** WHAT IS REQUIRED **
What follows are records. Restate all of them word for word.

** RECORDS SUPPLIED **
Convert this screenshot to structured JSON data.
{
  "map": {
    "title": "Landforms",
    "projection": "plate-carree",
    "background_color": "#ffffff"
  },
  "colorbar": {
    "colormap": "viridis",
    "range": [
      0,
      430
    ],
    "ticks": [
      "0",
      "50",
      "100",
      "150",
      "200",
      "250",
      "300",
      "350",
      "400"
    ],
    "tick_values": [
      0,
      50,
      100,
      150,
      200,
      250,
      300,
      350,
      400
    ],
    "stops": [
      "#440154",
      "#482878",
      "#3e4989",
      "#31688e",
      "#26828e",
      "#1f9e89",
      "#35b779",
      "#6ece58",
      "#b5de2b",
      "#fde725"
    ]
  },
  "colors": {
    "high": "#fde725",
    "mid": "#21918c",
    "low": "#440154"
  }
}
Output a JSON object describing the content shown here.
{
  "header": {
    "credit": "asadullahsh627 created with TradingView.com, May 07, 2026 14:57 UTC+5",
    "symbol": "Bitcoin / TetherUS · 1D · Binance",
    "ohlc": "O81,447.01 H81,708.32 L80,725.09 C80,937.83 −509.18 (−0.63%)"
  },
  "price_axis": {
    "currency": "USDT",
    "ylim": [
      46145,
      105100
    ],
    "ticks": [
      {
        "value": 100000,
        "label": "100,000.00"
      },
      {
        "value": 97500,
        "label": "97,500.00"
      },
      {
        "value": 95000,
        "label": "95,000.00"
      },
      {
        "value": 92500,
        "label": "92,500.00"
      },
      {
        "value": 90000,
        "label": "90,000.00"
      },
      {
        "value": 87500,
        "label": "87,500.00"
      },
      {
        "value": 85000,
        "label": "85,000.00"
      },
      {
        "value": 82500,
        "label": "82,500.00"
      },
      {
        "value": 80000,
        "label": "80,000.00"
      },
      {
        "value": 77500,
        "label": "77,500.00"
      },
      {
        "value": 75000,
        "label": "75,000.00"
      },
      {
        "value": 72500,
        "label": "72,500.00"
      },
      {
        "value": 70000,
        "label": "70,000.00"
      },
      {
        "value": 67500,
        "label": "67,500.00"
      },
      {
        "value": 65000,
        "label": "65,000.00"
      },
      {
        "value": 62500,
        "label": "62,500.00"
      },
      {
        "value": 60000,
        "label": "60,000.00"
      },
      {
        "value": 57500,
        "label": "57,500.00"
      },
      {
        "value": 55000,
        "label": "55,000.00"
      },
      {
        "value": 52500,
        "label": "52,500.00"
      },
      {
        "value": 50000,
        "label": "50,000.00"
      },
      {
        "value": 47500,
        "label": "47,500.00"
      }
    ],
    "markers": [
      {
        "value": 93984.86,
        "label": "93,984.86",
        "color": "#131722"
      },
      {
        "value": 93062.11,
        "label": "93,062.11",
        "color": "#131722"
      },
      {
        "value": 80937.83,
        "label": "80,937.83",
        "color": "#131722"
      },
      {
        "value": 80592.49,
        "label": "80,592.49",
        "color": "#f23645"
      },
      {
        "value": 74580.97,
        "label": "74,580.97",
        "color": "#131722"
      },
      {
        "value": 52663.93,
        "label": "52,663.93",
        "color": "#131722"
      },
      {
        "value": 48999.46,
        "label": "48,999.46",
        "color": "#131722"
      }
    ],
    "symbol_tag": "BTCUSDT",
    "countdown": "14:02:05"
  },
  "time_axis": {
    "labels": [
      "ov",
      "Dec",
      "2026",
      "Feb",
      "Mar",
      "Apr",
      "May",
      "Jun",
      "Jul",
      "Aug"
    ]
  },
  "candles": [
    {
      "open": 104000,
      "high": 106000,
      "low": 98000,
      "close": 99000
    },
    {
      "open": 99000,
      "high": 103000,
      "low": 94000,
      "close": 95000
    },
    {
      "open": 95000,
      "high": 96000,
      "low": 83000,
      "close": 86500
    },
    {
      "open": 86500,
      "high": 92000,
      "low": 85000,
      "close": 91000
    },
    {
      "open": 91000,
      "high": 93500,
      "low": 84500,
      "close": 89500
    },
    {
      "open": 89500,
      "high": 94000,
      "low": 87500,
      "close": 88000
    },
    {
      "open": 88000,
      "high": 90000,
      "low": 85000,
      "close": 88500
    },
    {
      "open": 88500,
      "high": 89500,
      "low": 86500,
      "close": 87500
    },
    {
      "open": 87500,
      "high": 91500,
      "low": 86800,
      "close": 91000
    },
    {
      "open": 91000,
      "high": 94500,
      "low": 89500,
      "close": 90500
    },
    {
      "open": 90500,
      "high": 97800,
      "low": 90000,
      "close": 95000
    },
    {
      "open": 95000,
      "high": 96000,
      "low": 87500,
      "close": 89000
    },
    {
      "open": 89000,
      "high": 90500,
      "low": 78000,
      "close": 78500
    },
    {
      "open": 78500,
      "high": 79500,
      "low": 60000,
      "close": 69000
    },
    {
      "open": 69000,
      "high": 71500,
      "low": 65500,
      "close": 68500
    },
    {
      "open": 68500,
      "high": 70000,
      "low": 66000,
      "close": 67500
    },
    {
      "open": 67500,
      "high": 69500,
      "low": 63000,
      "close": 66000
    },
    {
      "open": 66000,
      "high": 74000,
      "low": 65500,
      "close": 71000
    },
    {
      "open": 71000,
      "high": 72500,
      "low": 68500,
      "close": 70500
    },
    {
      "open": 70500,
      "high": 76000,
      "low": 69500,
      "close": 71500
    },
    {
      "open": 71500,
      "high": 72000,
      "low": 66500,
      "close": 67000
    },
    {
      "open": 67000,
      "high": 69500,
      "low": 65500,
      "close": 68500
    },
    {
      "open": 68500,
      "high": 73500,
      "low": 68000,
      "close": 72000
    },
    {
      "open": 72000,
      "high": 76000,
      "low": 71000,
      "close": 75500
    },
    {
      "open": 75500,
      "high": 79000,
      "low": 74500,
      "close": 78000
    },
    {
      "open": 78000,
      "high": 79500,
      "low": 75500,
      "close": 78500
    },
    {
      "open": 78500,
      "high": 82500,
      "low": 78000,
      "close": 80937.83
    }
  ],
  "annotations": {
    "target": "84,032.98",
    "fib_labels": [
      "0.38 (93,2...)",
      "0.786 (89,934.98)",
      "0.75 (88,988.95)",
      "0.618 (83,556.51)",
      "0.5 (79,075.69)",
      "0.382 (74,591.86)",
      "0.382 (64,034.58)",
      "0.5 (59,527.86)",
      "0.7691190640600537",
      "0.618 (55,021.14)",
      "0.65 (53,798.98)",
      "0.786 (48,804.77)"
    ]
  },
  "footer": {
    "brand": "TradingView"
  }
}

** WRITTEN REPLY **
Convert this screenshot to structured JSON data.
{
  "map": {
    "title": "Landforms",
    "projection": "plate-carree",
    "background_color": "#ffffff"
  },
  "colorbar": {
    "colormap": "viridis",
    "range": [
      0,
      430
    ],
    "ticks": [
      "0",
      "50",
      "100",
      "150",
      "200",
      "250",
      "300",
      "350",
      "400"
    ],
    "tick_values": [
      0,
      50,
      100,
      150,
      200,
      250,
      300,
      350,
      400
    ],
    "stops": [
      "#440154",
      "#482878",
      "#3e4989",
      "#31688e",
      "#26828e",
      "#1f9e89",
      "#35b779",
      "#6ece58",
      "#b5de2b",
      "#fde725"
    ]
  },
  "colors": {
    "high": "#fde725",
    "mid": "#21918c",
    "low": "#440154"
  }
}
Output a JSON object describing the content shown here.
{
  "header": {
    "credit": "asadullahsh627 created with TradingView.com, May 07, 2026 14:57 UTC+5",
    "symbol": "Bitcoin / TetherUS · 1D · Binance",
    "ohlc": "O81,447.01 H81,708.32 L80,725.09 C80,937.83 −509.18 (−0.63%)"
  },
  "price_axis": {
    "currency": "USDT",
    "ylim": [
      46145,
      105100
    ],
    "ticks": [
      {
        "value": 100000,
        "label": "100,000.00"
      },
      {
        "value": 97500,
        "label": "97,500.00"
      },
      {
        "value": 95000,
        "label": "95,000.00"
      },
      {
        "value": 92500,
        "label": "92,500.00"
      },
      {
        "value": 90000,
        "label": "90,000.00"
      },
      {
        "value": 87500,
        "label": "87,500.00"
      },
      {
        "value": 85000,
        "label": "85,000.00"
      },
      {
        "value": 82500,
        "label": "82,500.00"
      },
      {
        "value": 80000,
        "label": "80,000.00"
      },
      {
        "value": 77500,
        "label": "77,500.00"
      },
      {
        "value": 75000,
        "label": "75,000.00"
      },
      {
        "value": 72500,
        "label": "72,500.00"
      },
      {
        "value": 70000,
        "label": "70,000.00"
      },
      {
        "value": 67500,
        "label": "67,500.00"
      },
      {
        "value": 65000,
        "label": "65,000.00"
      },
      {
        "value": 62500,
        "label": "62,500.00"
      },
      {
        "value": 60000,
        "label": "60,000.00"
      },
      {
        "value": 57500,
        "label": "57,500.00"
      },
      {
        "value": 55000,
        "label": "55,000.00"
      },
      {
        "value": 52500,
        "label": "52,500.00"
      },
      {
        "value": 50000,
        "label": "50,000.00"
      },
      {
        "value": 47500,
        "label": "47,500.00"
      }
    ],
    "markers": [
      {
        "value": 93984.86,
        "label": "93,984.86",
        "color": "#131722"
      },
      {
        "value": 93062.11,
        "label": "93,062.11",
        "color": "#131722"
      },
      {
        "value": 80937.83,
        "label": "80,937.83",
        "color": "#131722"
      },
      {
        "value": 80592.49,
        "label": "80,592.49",
        "color": "#f23645"
      },
      {
        "value": 74580.97,
        "label": "74,580.97",
        "color": "#131722"
      },
      {
        "value": 52663.93,
        "label": "52,663.93",
        "color": "#131722"
      },
      {
        "value": 48999.46,
        "label": "48,999.46",
        "color": "#131722"
      }
    ],
    "symbol_tag": "BTCUSDT",
    "countdown": "14:02:05"
  },
  "time_axis": {
    "labels": [
      "ov",
      "Dec",
      "2026",
      "Feb",
      "Mar",
      "Apr",
      "May",
      "Jun",
      "Jul",
      "Aug"
    ]
  },
  "candles": [
    {
      "open": 104000,
      "high": 106000,
      "low": 98000,
      "close": 99000
    },
    {
      "open": 99000,
      "high": 103000,
      "low": 94000,
      "close": 95000
    },
    {
      "open": 95000,
      "high": 96000,
      "low": 83000,
      "close": 86500
    },
    {
      "open": 86500,
      "high": 92000,
      "low": 85000,
      "close": 91000
    },
    {
      "open": 91000,
      "high": 93500,
      "low": 84500,
      "close": 89500
    },
    {
      "open": 89500,
      "high": 94000,
      "low": 87500,
      "close": 88000
    },
    {
      "open": 88000,
      "high": 90000,
      "low": 85000,
      "close": 88500
    },
    {
      "open": 88500,
      "high": 89500,
      "low": 86500,
      "close": 87500
    },
    {
      "open": 87500,
      "high": 91500,
      "low": 86800,
      "close": 91000
    },
    {
      "open": 91000,
      "high": 94500,
      "low": 89500,
      "close": 90500
    },
    {
      "open": 90500,
      "high": 97800,
      "low": 90000,
      "close": 95000
    },
    {
      "open": 95000,
      "high": 96000,
      "low": 87500,
      "close": 89000
    },
    {
      "open": 89000,
      "high": 90500,
      "low": 78000,
      "close": 78500
    },
    {
      "open": 78500,
      "high": 79500,
      "low": 60000,
      "close": 69000
    },
    {
      "open": 69000,
      "high": 71500,
      "low": 65500,
      "close": 68500
    },
    {
      "open": 68500,
      "high": 70000,
      "low": 66000,
      "close": 67500
    },
    {
      "open": 67500,
      "high": 69500,
      "low": 63000,
      "close": 66000
    },
    {
      "open": 66000,
      "high": 74000,
      "low": 65500,
      "close": 71000
    },
    {
      "open": 71000,
      "high": 72500,
      "low": 68500,
      "close": 70500
    },
    {
      "open": 70500,
      "high": 76000,
      "low": 69500,
      "close": 71500
    },
    {
      "open": 71500,
      "high": 72000,
      "low": 66500,
      "close": 67000
    },
    {
      "open": 67000,
      "high": 69500,
      "low": 65500,
      "close": 68500
    },
    {
      "open": 68500,
      "high": 73500,
      "low": 68000,
      "close": 72000
    },
    {
      "open": 72000,
      "high": 76000,
      "low": 71000,
      "close": 75500
    },
    {
      "open": 75500,
      "high": 79000,
      "low": 74500,
      "close": 78000
    },
    {
      "open": 78000,
      "high": 79500,
      "low": 75500,
      "close": 78500
    },
    {
      "open": 78500,
      "high": 82500,
      "low": 78000,
      "close": 80937.83
    }
  ],
  "annotations": {
    "target": "84,032.98",
    "fib_labels": [
      "0.38 (93,2...)",
      "0.786 (89,934.98)",
      "0.75 (88,988.95)",
      "0.618 (83,556.51)",
      "0.5 (79,075.69)",
      "0.382 (74,591.86)",
      "0.382 (64,034.58)",
      "0.5 (59,527.86)",
      "0.7691190640600537",
      "0.618 (55,021.14)",
      "0.65 (53,798.98)",
      "0.786 (48,804.77)"
    ]
  },
  "footer": {
    "brand": "TradingView"
  }
}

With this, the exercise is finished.